--- Data to process ---

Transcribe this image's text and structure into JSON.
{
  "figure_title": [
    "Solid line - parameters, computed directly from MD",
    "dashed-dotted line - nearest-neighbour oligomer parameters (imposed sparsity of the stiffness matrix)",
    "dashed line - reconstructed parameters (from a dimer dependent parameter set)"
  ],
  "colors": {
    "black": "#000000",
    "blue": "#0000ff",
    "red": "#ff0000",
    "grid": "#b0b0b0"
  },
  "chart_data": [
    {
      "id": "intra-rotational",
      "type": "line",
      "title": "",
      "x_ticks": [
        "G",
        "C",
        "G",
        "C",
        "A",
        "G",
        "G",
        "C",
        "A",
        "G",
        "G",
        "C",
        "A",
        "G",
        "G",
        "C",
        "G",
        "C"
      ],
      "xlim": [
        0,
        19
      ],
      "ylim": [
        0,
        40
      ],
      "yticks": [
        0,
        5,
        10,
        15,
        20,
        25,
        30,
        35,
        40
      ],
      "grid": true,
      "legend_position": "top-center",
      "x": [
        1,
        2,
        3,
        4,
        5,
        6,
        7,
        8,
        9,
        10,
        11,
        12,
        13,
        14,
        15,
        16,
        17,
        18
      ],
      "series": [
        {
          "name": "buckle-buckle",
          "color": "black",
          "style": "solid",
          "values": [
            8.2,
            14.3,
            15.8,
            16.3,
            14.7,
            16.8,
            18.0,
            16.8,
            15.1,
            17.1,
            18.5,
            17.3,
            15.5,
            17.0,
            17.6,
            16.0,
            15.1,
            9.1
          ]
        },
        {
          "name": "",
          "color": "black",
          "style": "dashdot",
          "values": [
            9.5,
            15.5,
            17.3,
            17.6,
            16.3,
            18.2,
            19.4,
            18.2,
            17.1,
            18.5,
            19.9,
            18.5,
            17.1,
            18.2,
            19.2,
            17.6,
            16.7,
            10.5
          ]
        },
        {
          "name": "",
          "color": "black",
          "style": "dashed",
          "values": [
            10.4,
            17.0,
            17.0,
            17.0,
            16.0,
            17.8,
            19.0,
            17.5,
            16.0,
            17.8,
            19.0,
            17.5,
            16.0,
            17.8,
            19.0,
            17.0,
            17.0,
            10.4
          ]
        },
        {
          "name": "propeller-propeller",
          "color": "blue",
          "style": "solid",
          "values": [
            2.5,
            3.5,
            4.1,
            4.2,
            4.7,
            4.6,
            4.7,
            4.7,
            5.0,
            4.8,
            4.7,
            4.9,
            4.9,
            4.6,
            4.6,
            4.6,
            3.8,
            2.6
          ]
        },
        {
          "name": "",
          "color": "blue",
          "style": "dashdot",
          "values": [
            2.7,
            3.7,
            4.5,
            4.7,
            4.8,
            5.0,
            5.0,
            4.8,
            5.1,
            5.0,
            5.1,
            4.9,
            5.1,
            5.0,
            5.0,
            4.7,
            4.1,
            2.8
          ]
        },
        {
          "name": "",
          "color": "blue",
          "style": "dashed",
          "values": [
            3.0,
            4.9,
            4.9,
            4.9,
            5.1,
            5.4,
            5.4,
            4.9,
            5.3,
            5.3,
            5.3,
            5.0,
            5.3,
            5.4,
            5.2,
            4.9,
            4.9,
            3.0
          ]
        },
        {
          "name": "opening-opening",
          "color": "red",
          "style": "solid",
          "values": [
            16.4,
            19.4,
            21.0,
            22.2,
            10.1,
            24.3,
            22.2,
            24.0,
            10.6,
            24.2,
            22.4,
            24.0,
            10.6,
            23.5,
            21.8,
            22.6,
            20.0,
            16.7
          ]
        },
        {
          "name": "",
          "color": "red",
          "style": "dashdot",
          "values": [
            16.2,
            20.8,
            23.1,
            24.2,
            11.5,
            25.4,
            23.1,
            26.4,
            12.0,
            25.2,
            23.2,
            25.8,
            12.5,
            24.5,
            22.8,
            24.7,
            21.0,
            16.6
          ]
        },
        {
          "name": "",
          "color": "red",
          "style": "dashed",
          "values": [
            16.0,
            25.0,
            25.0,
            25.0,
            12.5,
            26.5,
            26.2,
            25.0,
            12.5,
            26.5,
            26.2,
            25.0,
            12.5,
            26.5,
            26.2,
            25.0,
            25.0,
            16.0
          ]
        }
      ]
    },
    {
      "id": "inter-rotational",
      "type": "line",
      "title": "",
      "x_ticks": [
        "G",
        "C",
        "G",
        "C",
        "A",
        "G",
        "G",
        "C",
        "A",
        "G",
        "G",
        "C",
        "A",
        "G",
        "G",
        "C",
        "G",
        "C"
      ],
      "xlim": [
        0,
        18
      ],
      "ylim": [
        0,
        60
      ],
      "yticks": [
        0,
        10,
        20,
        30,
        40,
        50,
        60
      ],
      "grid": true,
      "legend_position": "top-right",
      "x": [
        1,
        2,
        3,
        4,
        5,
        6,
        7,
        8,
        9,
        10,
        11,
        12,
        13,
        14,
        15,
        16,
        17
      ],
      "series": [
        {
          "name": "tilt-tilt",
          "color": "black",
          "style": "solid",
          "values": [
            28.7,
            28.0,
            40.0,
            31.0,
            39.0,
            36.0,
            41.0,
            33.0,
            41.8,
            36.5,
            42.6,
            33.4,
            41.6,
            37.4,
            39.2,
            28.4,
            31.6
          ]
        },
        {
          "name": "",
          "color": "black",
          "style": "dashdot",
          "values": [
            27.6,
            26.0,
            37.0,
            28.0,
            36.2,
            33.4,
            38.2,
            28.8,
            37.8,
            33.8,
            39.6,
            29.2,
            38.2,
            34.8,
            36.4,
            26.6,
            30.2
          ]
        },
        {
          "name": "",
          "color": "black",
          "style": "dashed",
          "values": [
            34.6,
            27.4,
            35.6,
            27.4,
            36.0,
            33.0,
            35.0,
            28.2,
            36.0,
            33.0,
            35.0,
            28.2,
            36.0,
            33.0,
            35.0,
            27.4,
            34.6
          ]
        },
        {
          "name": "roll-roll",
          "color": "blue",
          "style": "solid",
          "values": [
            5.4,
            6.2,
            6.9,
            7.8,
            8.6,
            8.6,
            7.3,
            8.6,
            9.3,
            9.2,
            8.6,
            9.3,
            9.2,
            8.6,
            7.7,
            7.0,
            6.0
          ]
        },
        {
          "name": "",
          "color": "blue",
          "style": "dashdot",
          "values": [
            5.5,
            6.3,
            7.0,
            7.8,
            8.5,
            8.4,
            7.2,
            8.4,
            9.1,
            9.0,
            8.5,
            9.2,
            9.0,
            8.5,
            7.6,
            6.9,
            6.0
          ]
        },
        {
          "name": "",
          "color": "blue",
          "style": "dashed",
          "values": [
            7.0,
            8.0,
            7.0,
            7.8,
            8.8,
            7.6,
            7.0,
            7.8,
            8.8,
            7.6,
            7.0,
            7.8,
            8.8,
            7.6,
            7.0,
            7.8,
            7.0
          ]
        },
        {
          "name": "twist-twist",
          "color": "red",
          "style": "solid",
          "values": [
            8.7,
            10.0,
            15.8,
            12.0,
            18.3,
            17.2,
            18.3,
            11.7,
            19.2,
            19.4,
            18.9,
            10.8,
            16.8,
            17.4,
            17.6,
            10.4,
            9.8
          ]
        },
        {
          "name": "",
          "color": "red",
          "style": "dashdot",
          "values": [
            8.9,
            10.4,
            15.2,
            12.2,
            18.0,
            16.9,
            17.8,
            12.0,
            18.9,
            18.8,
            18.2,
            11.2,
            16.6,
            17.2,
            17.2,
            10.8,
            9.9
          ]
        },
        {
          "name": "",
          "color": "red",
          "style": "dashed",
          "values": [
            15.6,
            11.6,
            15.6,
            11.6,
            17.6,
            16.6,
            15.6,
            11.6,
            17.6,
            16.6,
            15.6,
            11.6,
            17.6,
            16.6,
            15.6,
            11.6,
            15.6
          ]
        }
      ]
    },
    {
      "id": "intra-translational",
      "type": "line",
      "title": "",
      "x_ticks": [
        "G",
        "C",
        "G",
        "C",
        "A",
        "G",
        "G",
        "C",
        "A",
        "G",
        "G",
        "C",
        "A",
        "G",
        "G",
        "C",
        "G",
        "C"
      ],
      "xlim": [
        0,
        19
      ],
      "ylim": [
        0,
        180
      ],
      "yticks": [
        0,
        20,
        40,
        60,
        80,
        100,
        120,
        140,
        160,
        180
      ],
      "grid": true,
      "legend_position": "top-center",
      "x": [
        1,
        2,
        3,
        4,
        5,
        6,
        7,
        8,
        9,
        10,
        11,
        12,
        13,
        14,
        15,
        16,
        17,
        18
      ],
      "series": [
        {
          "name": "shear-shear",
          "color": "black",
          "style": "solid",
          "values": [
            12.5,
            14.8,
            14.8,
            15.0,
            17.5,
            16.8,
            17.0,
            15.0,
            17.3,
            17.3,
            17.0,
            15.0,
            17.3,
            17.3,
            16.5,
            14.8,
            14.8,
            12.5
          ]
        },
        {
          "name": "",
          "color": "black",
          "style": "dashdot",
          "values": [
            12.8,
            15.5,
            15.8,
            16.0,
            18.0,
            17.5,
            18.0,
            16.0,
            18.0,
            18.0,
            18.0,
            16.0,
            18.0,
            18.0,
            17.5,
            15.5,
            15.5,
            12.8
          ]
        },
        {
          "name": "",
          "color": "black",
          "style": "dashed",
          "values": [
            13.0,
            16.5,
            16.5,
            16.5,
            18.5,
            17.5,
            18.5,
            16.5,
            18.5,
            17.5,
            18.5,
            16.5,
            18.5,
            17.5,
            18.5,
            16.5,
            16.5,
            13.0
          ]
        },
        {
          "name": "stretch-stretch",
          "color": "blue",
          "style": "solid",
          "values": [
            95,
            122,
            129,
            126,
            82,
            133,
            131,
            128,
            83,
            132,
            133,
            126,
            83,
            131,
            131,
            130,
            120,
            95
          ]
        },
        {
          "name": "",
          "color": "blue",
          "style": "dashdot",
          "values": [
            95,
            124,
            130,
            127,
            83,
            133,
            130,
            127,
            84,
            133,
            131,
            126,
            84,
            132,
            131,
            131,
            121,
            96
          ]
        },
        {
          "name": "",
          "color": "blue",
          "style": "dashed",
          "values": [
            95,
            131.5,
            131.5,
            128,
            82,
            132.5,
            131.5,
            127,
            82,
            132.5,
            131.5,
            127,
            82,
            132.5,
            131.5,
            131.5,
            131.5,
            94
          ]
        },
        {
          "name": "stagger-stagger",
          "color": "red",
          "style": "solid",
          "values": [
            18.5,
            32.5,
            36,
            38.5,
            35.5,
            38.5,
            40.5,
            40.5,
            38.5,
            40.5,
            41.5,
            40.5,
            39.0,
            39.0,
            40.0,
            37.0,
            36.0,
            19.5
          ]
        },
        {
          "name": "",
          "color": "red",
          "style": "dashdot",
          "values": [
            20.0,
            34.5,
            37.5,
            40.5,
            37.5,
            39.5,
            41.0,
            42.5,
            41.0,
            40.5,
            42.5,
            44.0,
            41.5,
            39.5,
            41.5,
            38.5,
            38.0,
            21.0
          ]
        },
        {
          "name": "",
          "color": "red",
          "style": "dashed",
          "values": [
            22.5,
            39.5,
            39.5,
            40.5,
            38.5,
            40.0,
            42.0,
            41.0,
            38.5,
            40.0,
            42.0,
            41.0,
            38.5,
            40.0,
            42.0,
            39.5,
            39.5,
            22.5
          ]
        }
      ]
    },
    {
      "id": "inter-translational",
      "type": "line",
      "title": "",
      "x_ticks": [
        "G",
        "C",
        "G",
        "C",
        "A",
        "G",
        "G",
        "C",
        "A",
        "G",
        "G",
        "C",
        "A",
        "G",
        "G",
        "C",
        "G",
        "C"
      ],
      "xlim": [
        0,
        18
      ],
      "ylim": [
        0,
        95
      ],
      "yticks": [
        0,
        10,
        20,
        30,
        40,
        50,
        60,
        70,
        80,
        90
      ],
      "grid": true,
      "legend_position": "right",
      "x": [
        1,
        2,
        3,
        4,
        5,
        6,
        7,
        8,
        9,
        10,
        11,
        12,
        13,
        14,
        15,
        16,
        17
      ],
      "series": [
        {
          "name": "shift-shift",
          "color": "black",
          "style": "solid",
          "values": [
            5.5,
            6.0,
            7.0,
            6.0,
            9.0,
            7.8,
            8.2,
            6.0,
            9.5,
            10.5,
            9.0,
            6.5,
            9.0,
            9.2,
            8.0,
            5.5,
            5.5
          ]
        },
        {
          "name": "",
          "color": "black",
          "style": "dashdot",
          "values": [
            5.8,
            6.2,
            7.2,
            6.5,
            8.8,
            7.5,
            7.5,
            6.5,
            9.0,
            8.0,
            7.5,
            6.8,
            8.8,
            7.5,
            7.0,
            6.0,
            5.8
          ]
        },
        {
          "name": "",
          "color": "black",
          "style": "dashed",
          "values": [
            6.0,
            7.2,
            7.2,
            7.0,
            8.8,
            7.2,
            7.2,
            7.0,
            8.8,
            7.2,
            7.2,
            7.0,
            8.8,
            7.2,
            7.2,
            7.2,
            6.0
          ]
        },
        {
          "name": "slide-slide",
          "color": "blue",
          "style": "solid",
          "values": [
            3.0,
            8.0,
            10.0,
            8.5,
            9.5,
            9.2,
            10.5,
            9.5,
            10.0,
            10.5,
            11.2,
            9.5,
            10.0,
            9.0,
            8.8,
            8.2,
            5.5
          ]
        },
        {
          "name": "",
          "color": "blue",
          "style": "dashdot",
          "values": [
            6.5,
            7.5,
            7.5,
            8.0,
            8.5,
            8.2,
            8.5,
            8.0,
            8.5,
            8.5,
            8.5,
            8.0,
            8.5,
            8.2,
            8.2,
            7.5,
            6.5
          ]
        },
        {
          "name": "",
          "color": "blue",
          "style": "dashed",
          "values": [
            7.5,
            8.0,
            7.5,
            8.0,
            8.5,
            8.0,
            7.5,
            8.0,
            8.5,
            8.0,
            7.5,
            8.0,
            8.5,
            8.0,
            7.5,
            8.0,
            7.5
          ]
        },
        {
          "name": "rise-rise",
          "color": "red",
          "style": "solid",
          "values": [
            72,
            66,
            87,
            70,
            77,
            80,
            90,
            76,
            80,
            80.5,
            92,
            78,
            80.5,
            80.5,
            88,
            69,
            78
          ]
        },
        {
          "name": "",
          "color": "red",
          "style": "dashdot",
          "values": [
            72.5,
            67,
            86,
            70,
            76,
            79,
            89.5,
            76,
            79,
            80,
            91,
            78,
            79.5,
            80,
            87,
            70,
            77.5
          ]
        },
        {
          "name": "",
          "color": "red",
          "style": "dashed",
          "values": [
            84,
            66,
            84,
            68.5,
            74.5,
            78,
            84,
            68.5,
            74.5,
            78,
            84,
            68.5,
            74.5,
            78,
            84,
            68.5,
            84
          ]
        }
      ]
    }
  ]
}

---

Aim of the exercise = Find the word "rotational" in the data and copy out each line where it turns up.

Answer to the task =
      "id": "intra-rotational",
      "id": "inter-rotational",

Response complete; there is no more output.